Given exercise
Produce an exact copy of all the records.

*** Dataset excerpts

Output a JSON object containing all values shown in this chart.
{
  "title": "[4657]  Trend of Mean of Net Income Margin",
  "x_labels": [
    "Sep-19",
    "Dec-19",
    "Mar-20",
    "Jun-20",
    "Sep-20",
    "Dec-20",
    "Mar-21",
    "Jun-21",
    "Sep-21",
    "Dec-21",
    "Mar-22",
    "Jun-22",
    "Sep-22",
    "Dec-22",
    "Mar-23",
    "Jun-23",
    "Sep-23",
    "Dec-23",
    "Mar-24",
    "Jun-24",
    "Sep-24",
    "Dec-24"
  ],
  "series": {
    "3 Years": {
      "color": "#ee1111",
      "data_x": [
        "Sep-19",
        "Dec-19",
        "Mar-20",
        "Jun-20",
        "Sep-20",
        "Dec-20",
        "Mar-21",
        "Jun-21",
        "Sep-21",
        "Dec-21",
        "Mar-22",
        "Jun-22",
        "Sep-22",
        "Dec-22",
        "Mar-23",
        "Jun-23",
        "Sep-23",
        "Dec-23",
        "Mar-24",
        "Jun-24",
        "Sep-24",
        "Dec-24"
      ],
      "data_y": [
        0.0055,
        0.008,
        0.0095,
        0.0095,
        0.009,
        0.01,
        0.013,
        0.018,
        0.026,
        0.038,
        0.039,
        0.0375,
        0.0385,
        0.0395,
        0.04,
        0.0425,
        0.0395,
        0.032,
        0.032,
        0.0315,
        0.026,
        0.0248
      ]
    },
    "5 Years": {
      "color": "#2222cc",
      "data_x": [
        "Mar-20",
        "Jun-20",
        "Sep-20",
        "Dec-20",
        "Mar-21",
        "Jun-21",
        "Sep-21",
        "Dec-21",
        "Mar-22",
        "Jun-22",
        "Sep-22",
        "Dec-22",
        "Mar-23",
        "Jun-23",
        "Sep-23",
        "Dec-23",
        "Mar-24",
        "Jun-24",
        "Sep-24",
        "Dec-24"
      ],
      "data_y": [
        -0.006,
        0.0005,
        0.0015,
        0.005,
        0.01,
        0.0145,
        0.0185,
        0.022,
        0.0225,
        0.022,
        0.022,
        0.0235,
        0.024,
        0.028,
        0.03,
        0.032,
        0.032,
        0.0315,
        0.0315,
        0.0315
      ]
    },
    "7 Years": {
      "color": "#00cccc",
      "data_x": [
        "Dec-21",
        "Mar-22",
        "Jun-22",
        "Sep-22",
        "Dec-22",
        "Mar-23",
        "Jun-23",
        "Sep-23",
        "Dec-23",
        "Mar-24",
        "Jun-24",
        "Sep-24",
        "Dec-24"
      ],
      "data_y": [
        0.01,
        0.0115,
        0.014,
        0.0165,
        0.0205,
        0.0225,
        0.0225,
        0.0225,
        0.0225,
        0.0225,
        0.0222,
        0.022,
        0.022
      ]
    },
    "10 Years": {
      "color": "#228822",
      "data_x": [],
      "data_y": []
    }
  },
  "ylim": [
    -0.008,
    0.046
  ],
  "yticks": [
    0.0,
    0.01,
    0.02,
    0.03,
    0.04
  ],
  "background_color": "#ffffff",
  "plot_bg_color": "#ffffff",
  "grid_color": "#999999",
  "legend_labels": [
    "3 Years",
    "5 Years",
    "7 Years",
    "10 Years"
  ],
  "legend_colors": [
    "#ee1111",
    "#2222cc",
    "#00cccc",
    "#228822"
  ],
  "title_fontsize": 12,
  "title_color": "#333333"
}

******

Solution for this exercise
Output a JSON object containing all values shown in this chart.
{
  "title": "[4657]  Trend of Mean of Net Income Margin",
  "x_labels": [
    "Sep-19",
    "Dec-19",
    "Mar-20",
    "Jun-20",
    "Sep-20",
    "Dec-20",
    "Mar-21",
    "Jun-21",
    "Sep-21",
    "Dec-21",
    "Mar-22",
    "Jun-22",
    "Sep-22",
    "Dec-22",
    "Mar-23",
    "Jun-23",
    "Sep-23",
    "Dec-23",
    "Mar-24",
    "Jun-24",
    "Sep-24",
    "Dec-24"
  ],
  "series": {
    "3 Years": {
      "color": "#ee1111",
      "data_x": [
        "Sep-19",
        "Dec-19",
        "Mar-20",
        "Jun-20",
        "Sep-20",
        "Dec-20",
        "Mar-21",
        "Jun-21",
        "Sep-21",
        "Dec-21",
        "Mar-22",
        "Jun-22",
        "Sep-22",
        "Dec-22",
        "Mar-23",
        "Jun-23",
        "Sep-23",
        "Dec-23",
        "Mar-24",
        "Jun-24",
        "Sep-24",
        "Dec-24"
      ],
      "data_y": [
        0.0055,
        0.008,
        0.0095,
        0.0095,
        0.009,
        0.01,
        0.013,
        0.018,
        0.026,
        0.038,
        0.039,
        0.0375,
        0.0385,
        0.0395,
        0.04,
        0.0425,
        0.0395,
        0.032,
        0.032,
        0.0315,
        0.026,
        0.0248
      ]
    },
    "5 Years": {
      "color": "#2222cc",
      "data_x": [
        "Mar-20",
        "Jun-20",
        "Sep-20",
        "Dec-20",
        "Mar-21",
        "Jun-21",
        "Sep-21",
        "Dec-21",
        "Mar-22",
        "Jun-22",
        "Sep-22",
        "Dec-22",
        "Mar-23",
        "Jun-23",
        "Sep-23",
        "Dec-23",
        "Mar-24",
        "Jun-24",
        "Sep-24",
        "Dec-24"
      ],
      "data_y": [
        -0.006,
        0.0005,
        0.0015,
        0.005,
        0.01,
        0.0145,
        0.0185,
        0.022,
        0.0225,
        0.022,
        0.022,
        0.0235,
        0.024,
        0.028,
        0.03,
        0.032,
        0.032,
        0.0315,
        0.0315,
        0.0315
      ]
    },
    "7 Years": {
      "color": "#00cccc",
      "data_x": [
        "Dec-21",
        "Mar-22",
        "Jun-22",
        "Sep-22",
        "Dec-22",
        "Mar-23",
        "Jun-23",
        "Sep-23",
        "Dec-23",
        "Mar-24",
        "Jun-24",
        "Sep-24",
        "Dec-24"
      ],
      "data_y": [
        0.01,
        0.0115,
        0.014,
        0.0165,
        0.0205,
        0.0225,
        0.0225,
        0.0225,
        0.0225,
        0.0225,
        0.0222,
        0.022,
        0.022
      ]
    },
    "10 Years": {
      "color": "#228822",
      "data_x": [],
      "data_y": []
    }
  },
  "ylim": [
    -0.008,
    0.046
  ],
  "yticks": [
    0.0,
    0.01,
    0.02,
    0.03,
    0.04
  ],
  "background_color": "#ffffff",
  "plot_bg_color": "#ffffff",
  "grid_color": "#999999",
  "legend_labels": [
    "3 Years",
    "5 Years",
    "7 Years",
    "10 Years"
  ],
  "legend_colors": [
    "#ee1111",
    "#2222cc",
    "#00cccc",
    "#228822"
  ],
  "title_fontsize": 12,
  "title_color": "#333333"
}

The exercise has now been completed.